#### Task to carry out:
Reply with one number only: the count of lines below that contain the word "packets".

#### Material provided:
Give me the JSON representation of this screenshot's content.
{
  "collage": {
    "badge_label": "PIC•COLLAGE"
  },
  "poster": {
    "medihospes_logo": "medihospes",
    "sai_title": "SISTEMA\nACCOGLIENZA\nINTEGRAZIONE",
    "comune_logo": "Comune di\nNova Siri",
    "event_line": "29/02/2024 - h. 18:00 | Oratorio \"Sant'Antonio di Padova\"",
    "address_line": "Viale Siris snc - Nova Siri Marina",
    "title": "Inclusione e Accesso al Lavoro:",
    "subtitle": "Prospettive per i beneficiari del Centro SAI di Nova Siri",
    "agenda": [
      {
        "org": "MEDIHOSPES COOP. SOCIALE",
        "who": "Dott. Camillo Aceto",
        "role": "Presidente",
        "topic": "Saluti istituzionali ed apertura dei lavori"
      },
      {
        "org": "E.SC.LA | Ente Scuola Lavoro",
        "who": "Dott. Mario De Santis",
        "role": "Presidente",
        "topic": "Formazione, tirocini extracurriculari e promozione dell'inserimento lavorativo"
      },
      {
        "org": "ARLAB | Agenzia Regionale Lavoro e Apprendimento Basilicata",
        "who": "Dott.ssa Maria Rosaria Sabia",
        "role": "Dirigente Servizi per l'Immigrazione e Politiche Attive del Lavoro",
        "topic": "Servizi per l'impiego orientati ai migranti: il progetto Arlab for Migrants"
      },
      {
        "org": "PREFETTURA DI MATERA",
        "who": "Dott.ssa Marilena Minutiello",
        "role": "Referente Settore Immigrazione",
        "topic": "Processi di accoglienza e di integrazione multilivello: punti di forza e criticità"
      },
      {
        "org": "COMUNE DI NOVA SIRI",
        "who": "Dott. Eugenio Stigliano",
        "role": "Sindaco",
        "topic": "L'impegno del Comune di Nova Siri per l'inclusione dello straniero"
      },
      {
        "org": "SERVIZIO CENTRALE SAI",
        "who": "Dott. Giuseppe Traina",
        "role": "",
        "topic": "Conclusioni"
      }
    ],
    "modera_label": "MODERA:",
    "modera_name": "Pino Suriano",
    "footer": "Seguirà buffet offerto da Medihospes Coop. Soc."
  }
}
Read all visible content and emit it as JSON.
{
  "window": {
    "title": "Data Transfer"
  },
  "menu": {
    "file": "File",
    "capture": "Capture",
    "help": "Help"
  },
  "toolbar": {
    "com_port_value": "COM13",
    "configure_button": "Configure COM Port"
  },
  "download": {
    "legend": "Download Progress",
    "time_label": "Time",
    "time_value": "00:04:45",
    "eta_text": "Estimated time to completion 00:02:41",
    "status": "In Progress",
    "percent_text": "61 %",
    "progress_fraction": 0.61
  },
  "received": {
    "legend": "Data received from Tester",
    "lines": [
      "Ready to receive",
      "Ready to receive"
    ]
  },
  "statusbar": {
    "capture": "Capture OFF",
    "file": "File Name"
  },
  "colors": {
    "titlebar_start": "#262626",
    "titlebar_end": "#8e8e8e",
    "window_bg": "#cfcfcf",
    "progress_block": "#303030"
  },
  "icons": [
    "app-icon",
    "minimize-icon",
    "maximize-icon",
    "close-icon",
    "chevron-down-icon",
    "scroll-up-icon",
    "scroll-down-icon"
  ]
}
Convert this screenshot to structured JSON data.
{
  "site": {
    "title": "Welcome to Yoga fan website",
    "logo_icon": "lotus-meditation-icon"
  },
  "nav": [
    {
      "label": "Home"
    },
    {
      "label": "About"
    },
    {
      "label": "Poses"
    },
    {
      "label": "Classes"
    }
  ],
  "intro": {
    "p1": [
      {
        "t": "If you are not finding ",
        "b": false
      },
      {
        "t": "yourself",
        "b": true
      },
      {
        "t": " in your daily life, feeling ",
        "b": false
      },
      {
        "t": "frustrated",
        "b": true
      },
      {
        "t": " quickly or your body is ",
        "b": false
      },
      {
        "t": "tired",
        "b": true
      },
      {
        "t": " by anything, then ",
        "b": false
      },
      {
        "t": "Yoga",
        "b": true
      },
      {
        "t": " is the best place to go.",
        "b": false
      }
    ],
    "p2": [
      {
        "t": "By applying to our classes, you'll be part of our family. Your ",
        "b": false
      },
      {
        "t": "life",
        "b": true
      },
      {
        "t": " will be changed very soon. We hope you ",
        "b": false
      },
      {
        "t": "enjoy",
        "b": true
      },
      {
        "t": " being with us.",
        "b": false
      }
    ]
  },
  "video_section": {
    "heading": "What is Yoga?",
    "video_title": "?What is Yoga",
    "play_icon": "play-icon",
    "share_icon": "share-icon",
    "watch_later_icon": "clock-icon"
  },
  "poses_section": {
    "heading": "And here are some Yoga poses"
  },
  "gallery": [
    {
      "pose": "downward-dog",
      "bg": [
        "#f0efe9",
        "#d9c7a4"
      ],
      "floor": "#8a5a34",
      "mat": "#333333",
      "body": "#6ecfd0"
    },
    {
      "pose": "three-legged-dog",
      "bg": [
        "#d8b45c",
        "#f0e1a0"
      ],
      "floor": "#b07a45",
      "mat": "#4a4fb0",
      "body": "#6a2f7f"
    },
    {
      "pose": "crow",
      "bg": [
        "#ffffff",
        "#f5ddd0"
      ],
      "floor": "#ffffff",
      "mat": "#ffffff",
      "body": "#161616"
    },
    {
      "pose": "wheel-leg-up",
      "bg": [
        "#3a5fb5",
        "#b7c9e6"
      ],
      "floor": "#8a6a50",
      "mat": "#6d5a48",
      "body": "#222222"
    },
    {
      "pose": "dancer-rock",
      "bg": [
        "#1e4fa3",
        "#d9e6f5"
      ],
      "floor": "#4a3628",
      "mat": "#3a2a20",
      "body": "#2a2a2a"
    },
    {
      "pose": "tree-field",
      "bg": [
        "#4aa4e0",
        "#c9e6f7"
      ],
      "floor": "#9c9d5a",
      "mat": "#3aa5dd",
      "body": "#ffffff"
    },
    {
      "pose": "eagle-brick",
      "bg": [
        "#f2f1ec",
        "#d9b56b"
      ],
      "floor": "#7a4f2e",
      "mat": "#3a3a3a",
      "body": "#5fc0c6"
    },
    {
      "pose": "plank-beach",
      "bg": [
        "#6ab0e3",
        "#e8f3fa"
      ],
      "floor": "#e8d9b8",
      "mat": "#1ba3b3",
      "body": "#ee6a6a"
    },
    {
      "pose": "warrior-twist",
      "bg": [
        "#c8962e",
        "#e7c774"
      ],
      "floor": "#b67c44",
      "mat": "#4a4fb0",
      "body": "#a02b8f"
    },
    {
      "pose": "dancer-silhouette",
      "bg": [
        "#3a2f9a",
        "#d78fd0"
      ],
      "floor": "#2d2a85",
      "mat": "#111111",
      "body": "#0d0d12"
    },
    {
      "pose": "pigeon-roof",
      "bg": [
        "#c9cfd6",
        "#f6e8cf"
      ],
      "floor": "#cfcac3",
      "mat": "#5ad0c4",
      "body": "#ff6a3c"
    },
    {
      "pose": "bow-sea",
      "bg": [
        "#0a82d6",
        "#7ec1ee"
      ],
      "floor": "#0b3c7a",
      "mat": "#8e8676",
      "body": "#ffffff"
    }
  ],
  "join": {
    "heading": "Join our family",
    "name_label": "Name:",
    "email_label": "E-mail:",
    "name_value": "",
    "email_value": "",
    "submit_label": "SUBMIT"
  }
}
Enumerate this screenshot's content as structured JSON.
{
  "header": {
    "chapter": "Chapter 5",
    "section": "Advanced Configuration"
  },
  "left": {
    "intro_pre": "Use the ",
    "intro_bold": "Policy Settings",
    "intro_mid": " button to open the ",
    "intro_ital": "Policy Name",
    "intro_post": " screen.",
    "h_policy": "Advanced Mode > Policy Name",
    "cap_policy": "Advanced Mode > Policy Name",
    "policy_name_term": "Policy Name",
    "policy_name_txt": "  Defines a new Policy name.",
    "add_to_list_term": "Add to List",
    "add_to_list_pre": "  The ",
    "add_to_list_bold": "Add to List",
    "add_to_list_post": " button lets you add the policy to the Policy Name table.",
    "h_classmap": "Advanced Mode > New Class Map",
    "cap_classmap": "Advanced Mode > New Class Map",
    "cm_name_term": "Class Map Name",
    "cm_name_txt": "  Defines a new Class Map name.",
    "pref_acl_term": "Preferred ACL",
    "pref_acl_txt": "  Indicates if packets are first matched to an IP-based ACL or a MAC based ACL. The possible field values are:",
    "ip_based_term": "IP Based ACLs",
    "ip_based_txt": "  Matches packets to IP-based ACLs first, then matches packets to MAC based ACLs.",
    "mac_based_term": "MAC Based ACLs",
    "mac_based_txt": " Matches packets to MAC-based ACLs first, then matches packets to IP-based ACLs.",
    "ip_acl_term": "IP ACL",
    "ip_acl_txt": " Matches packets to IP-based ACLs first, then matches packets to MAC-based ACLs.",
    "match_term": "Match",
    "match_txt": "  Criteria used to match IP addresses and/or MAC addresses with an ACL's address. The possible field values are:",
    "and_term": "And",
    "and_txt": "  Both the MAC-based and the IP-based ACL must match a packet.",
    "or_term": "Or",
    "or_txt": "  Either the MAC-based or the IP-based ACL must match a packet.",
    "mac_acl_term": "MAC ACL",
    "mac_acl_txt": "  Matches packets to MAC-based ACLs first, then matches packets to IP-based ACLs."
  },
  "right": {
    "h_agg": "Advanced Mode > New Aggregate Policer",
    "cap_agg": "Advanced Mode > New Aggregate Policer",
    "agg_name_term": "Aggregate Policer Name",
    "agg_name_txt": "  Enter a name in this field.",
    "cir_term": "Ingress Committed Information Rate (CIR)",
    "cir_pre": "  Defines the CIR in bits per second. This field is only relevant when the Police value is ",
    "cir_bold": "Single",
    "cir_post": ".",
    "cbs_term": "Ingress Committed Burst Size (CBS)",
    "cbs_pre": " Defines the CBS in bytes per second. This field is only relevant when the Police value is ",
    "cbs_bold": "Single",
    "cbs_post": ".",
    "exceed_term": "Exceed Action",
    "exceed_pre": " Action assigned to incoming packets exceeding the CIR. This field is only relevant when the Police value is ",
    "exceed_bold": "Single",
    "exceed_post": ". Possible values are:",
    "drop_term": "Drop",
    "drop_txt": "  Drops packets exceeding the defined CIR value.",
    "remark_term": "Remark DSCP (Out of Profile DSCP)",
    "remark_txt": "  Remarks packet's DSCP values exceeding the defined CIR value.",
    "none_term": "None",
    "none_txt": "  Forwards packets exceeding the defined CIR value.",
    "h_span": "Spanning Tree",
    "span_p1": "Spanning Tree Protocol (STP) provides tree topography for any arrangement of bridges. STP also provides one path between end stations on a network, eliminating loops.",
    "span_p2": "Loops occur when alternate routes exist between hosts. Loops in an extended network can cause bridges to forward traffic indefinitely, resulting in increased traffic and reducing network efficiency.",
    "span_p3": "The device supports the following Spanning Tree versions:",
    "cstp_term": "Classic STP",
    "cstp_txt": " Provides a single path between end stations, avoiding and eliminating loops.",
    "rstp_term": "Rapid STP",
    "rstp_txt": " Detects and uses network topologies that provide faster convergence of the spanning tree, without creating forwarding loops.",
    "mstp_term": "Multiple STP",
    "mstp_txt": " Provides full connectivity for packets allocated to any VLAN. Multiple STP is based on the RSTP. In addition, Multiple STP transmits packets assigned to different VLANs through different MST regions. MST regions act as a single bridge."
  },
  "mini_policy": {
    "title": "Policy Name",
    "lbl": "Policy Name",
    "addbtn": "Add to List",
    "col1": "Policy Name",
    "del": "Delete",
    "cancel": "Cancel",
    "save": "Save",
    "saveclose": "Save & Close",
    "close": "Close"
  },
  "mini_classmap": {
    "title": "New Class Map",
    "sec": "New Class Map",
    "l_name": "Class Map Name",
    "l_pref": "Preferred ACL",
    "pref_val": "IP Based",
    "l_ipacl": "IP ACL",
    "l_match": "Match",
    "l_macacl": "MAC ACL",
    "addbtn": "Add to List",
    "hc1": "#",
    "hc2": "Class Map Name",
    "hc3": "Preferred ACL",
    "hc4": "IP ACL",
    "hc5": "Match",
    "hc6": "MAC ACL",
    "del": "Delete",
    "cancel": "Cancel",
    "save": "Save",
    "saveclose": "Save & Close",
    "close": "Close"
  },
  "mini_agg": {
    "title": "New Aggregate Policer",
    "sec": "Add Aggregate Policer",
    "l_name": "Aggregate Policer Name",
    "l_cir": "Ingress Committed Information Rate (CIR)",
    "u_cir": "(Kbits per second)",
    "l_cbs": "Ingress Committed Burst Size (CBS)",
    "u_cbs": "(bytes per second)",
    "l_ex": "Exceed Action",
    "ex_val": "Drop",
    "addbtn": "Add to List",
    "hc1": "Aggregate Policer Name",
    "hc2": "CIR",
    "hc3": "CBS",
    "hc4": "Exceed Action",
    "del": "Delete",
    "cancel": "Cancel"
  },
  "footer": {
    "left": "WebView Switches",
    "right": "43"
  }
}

#### Answer for the task:
9